SHORT TASK
Go through the listing beneath this task and return every line that carries the string "Critique".
## BEGIN DATASET RECORDS
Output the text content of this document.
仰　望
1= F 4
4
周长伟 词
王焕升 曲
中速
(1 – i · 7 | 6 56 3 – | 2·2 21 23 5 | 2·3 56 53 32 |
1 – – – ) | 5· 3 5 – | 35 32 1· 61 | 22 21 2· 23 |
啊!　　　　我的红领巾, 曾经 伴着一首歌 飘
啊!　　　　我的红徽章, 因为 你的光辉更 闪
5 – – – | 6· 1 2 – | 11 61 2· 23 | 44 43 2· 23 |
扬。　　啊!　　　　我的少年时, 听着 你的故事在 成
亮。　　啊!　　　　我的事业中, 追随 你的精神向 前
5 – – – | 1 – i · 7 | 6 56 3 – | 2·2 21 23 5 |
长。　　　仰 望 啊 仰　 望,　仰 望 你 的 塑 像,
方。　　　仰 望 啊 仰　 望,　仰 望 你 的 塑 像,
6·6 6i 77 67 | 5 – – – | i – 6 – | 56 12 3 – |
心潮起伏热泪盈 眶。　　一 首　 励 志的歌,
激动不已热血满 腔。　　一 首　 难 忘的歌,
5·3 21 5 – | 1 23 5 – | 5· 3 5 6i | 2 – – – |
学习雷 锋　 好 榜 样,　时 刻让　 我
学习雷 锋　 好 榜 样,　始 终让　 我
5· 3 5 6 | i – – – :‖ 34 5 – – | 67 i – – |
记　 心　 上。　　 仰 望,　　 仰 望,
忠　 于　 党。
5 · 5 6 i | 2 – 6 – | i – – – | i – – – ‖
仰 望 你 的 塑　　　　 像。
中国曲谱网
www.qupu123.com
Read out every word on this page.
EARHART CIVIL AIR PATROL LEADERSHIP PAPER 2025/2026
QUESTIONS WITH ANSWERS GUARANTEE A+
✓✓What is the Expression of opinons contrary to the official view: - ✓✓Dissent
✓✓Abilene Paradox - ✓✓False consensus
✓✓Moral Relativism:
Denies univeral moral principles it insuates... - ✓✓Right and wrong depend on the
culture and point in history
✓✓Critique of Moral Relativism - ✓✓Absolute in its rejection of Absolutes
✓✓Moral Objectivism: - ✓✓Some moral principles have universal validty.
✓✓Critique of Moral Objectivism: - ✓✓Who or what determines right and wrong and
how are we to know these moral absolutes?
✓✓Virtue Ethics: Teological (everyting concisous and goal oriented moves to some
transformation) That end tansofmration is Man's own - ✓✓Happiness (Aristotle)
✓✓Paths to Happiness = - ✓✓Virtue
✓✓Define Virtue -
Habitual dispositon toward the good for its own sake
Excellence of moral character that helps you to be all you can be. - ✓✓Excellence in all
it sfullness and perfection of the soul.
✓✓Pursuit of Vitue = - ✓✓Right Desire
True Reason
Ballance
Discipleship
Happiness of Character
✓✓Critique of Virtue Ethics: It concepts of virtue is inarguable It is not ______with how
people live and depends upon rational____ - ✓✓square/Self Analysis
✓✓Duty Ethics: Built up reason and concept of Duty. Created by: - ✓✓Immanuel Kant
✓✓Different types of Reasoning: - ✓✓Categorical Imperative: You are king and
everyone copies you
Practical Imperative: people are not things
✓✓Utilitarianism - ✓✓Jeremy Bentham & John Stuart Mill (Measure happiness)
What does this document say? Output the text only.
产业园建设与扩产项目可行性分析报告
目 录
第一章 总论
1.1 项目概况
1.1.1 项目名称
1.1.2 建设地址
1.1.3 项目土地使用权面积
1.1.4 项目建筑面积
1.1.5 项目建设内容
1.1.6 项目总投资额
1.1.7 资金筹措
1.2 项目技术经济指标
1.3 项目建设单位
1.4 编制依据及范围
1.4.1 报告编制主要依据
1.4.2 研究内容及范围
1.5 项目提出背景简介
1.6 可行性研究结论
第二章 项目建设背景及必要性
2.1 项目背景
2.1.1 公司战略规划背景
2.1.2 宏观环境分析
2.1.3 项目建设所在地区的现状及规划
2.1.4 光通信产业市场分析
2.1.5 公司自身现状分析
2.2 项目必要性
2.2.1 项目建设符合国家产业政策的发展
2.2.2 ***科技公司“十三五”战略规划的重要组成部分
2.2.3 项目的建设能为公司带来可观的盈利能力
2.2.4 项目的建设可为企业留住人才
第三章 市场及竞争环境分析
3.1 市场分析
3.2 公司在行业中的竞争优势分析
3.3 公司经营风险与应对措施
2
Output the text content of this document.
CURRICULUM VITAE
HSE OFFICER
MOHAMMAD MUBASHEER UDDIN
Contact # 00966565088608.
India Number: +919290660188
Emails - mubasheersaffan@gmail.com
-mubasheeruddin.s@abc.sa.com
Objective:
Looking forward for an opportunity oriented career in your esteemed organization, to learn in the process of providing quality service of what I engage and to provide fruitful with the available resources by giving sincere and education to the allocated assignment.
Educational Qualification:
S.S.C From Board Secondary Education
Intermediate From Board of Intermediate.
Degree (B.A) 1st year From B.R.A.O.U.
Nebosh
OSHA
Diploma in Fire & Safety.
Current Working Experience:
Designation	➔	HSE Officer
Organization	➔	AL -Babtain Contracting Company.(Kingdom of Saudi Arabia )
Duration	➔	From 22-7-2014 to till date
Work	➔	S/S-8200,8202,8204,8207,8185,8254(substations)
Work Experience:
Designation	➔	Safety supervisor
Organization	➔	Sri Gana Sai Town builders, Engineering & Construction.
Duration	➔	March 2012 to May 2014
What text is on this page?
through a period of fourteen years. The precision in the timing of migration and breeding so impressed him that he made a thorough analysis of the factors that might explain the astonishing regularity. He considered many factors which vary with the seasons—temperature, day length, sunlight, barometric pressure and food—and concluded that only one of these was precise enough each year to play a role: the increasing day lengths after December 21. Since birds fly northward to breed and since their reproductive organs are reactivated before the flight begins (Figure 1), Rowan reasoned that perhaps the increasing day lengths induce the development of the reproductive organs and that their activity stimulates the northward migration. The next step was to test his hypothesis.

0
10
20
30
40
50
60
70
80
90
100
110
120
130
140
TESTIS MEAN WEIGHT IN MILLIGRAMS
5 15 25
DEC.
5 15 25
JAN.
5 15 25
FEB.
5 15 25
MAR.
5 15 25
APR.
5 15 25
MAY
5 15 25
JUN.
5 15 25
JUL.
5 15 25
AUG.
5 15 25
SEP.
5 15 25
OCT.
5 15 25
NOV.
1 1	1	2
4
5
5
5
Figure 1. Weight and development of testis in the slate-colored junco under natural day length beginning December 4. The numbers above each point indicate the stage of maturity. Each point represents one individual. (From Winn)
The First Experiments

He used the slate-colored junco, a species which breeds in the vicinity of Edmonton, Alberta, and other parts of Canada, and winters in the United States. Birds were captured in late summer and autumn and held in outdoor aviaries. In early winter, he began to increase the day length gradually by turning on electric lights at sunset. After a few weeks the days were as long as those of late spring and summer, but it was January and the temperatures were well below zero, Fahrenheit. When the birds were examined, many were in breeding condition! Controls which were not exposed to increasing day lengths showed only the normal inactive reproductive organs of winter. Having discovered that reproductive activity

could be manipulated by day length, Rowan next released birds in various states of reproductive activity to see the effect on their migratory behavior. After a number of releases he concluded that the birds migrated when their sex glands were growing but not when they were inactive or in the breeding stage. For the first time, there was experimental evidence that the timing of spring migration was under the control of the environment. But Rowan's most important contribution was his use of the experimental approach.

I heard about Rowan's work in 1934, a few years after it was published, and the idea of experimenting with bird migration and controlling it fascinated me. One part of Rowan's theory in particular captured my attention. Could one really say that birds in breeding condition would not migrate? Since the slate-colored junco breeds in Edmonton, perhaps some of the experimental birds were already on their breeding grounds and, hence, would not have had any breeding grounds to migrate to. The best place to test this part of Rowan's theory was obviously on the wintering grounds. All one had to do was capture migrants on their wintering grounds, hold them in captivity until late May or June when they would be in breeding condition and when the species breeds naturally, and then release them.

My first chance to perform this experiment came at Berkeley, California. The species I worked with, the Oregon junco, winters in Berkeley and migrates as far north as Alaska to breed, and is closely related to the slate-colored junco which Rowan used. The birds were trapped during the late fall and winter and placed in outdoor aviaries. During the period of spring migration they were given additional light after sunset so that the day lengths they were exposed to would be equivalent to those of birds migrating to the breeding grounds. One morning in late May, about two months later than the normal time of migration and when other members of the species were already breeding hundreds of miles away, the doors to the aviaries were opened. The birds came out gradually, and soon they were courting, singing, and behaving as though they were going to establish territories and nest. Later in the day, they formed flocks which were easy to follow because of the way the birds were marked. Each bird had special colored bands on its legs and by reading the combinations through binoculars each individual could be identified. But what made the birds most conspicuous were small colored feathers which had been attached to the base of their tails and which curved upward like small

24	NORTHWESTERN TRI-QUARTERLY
## END DATASET RECORDS
EXPECTED ANSWER
✓✓Critique of Moral Relativism - ✓✓Absolute in its rejection of Absolutes
✓✓Critique of Moral Objectivism: - ✓✓Who or what determines right and wrong and
✓✓Critique of Virtue Ethics: It concepts of virtue is inarguable It is not ______with how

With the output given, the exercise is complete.